◆ **What is asked**:
Your task is to extract the lines from the one holding "What does this" through the end of the material. Set them down exactly and add nothing.
○ ○ ○ ○ ○
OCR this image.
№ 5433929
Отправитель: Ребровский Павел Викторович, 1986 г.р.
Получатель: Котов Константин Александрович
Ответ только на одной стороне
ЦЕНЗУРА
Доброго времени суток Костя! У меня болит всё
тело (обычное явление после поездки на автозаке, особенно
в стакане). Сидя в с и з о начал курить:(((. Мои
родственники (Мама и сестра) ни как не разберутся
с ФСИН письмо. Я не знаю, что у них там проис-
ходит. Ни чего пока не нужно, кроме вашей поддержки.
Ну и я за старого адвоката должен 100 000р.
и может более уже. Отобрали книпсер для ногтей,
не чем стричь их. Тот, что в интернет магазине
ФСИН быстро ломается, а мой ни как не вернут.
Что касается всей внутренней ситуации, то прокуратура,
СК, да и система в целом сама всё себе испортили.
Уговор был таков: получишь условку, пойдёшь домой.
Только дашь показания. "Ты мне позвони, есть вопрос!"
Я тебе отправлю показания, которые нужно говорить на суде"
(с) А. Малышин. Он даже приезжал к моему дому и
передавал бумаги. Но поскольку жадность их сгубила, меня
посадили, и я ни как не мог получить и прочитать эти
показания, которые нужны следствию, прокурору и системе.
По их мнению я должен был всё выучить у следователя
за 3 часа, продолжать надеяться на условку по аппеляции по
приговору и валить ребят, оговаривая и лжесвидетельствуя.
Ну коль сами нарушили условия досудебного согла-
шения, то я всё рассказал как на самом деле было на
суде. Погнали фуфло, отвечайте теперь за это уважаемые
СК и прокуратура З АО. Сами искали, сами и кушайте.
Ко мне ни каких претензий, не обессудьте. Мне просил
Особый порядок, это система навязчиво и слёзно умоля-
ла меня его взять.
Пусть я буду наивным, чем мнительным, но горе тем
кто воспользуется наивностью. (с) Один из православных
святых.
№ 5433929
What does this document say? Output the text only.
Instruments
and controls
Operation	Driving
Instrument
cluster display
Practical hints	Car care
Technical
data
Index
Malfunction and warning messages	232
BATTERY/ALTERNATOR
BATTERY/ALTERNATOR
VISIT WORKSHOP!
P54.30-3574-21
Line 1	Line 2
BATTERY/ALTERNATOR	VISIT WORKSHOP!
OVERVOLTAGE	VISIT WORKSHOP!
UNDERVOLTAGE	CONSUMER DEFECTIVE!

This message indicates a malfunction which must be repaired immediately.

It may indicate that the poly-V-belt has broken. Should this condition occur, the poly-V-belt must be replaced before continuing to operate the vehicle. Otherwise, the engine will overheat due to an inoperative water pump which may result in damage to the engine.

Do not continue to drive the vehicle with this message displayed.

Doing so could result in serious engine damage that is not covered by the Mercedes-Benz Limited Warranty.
○ ○ ○ ○ ○
◆ **Problem solution**:
What does this document say? Output the text only.
Instruments
and controls
Operation	Driving
Instrument
cluster display
Practical hints	Car care
Technical
data
Index
Malfunction and warning messages	232
BATTERY/ALTERNATOR
BATTERY/ALTERNATOR
VISIT WORKSHOP!
P54.30-3574-21
Line 1	Line 2
BATTERY/ALTERNATOR	VISIT WORKSHOP!
OVERVOLTAGE	VISIT WORKSHOP!
UNDERVOLTAGE	CONSUMER DEFECTIVE!

This message indicates a malfunction which must be repaired immediately.

It may indicate that the poly-V-belt has broken. Should this condition occur, the poly-V-belt must be replaced before continuing to operate the vehicle. Otherwise, the engine will overheat due to an inoperative water pump which may result in damage to the engine.

Do not continue to drive the vehicle with this message displayed.

Doing so could result in serious engine damage that is not covered by the Mercedes-Benz Limited Warranty.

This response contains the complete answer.